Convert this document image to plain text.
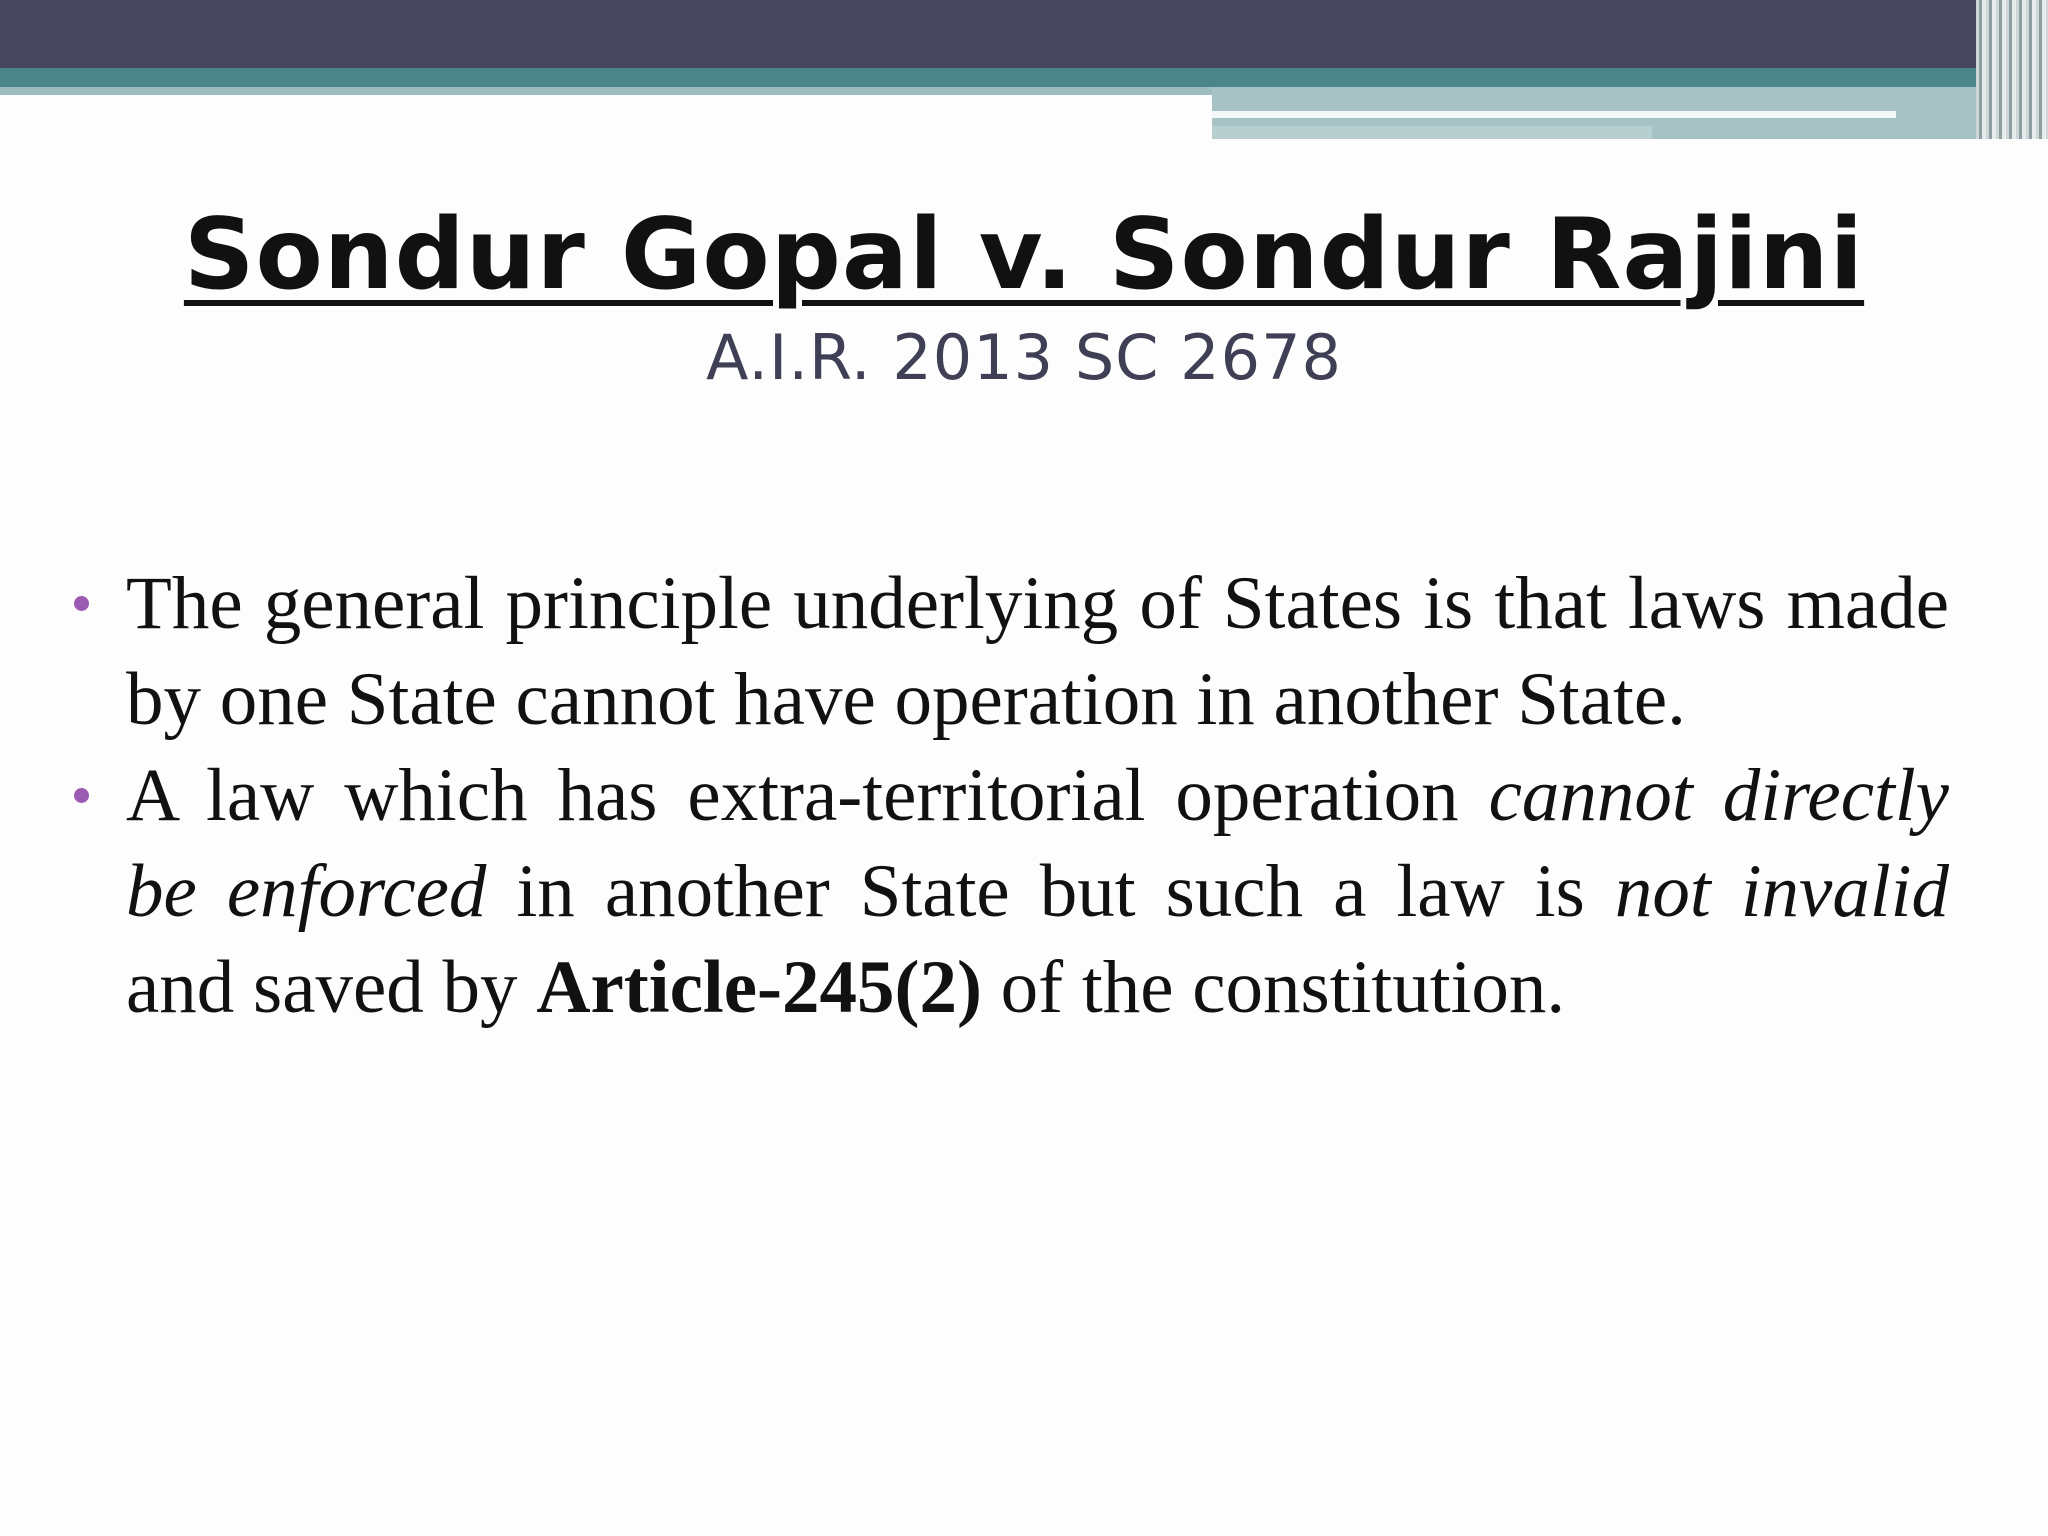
Sondur Gopal v. Sondur Rajini
A.I.R. 2013 SC 2678
The general principle underlying of States is that laws made by one State cannot have operation in another State.
A law which has extra-territorial operation cannot directly be enforced in another State but such a law is not invalid and saved by Article-245(2) of the constitution.
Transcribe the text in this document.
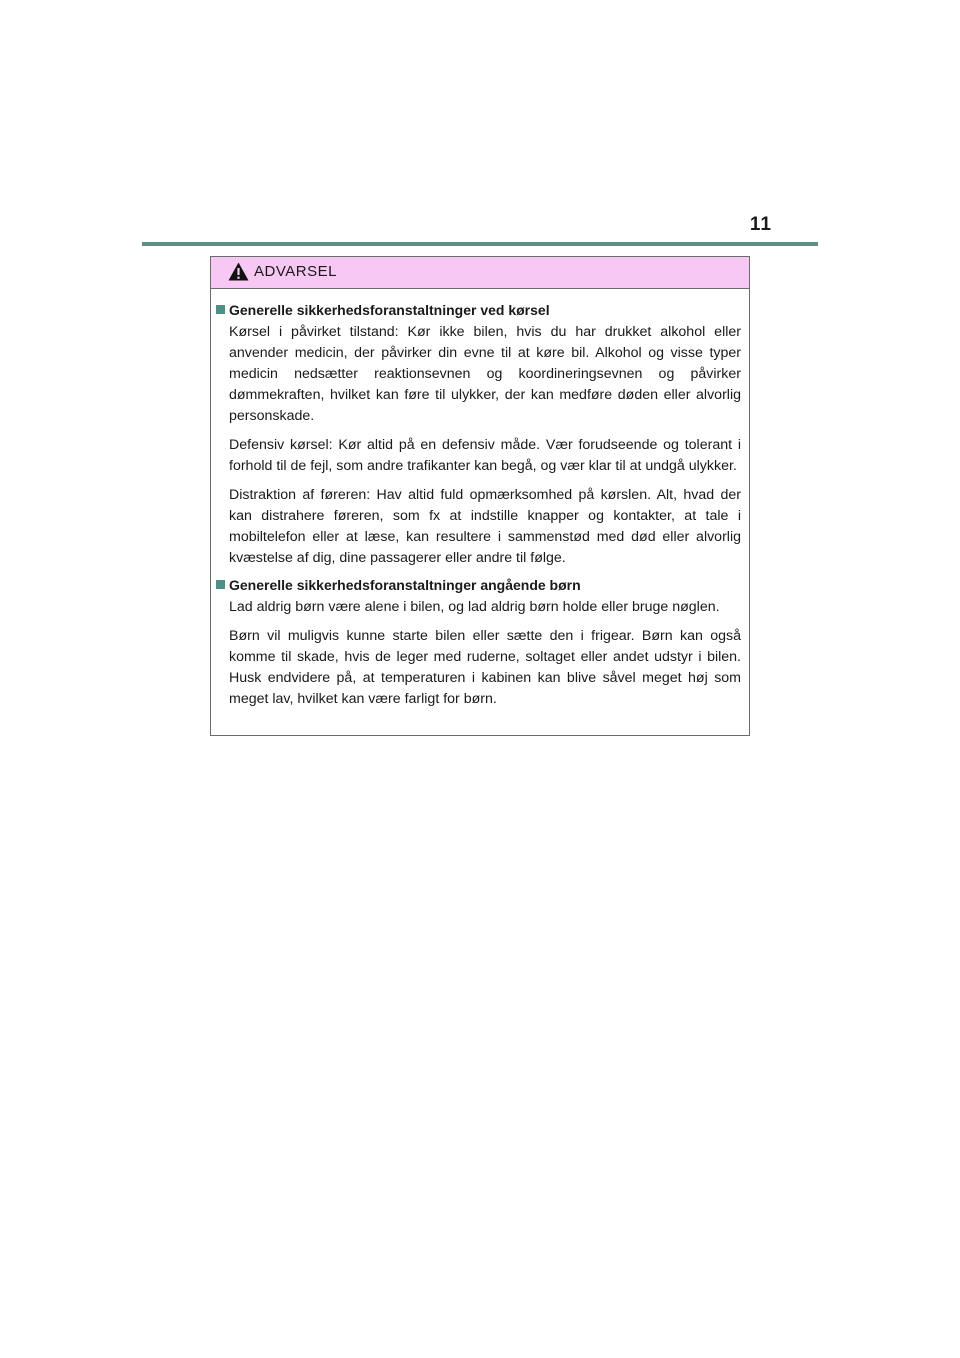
11
ADVARSEL
Generelle sikkerhedsforanstaltninger ved kørsel

Kørsel i påvirket tilstand: Kør ikke bilen, hvis du har drukket alkohol eller anvender medicin, der påvirker din evne til at køre bil. Alkohol og visse typer medicin nedsætter reaktionsevnen og koordineringsevnen og påvirker dømmekraften, hvilket kan føre til ulykker, der kan medføre døden eller alvorlig personskade.

Defensiv kørsel: Kør altid på en defensiv måde. Vær forudseende og tolerant i forhold til de fejl, som andre trafikanter kan begå, og vær klar til at undgå ulykker.

Distraktion af føreren: Hav altid fuld opmærksomhed på kørslen. Alt, hvad der kan distrahere føreren, som fx at indstille knapper og kontakter, at tale i mobiltelefon eller at læse, kan resultere i sammenstød med død eller alvorlig kvæstelse af dig, dine passagerer eller andre til følge.

Generelle sikkerhedsforanstaltninger angående børn

Lad aldrig børn være alene i bilen, og lad aldrig børn holde eller bruge nøglen.

Børn vil muligvis kunne starte bilen eller sætte den i frigear. Børn kan også komme til skade, hvis de leger med ruderne, soltaget eller andet udstyr i bilen. Husk endvidere på, at temperaturen i kabinen kan blive såvel meget høj som meget lav, hvilket kan være farligt for børn.
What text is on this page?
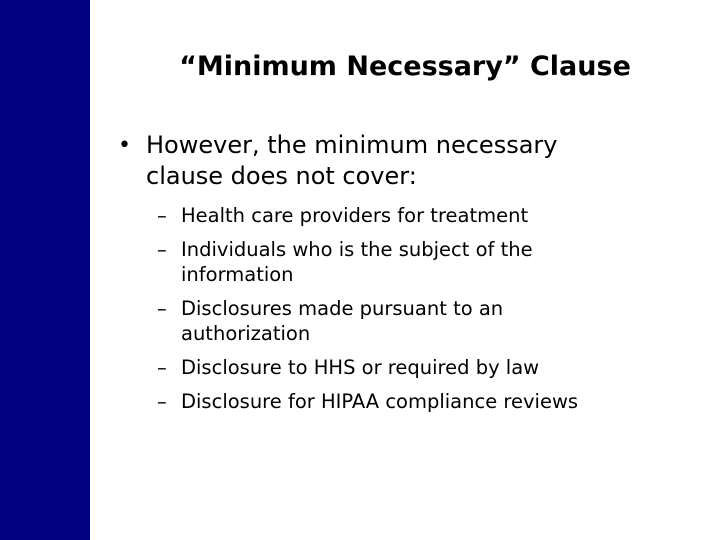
“Minimum Necessary” Clause
• However, the minimum necessary
clause does not cover:
– Health care providers for treatment
– Individuals who is the subject of the
information
– Disclosures made pursuant to an
authorization
– Disclosure to HHS or required by law
– Disclosure for HIPAA compliance reviews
#####
EXERCISE: Find the word "operation" in the data and copy out each line where it turns up.

COMPLETE OUTPUT:
The general principle underlying of States is that laws made by one State cannot have operation in another State.
A law which has extra-territorial operation cannot directly be enforced in another State but such a law is not invalid and saved by Article-245(2) of the constitution.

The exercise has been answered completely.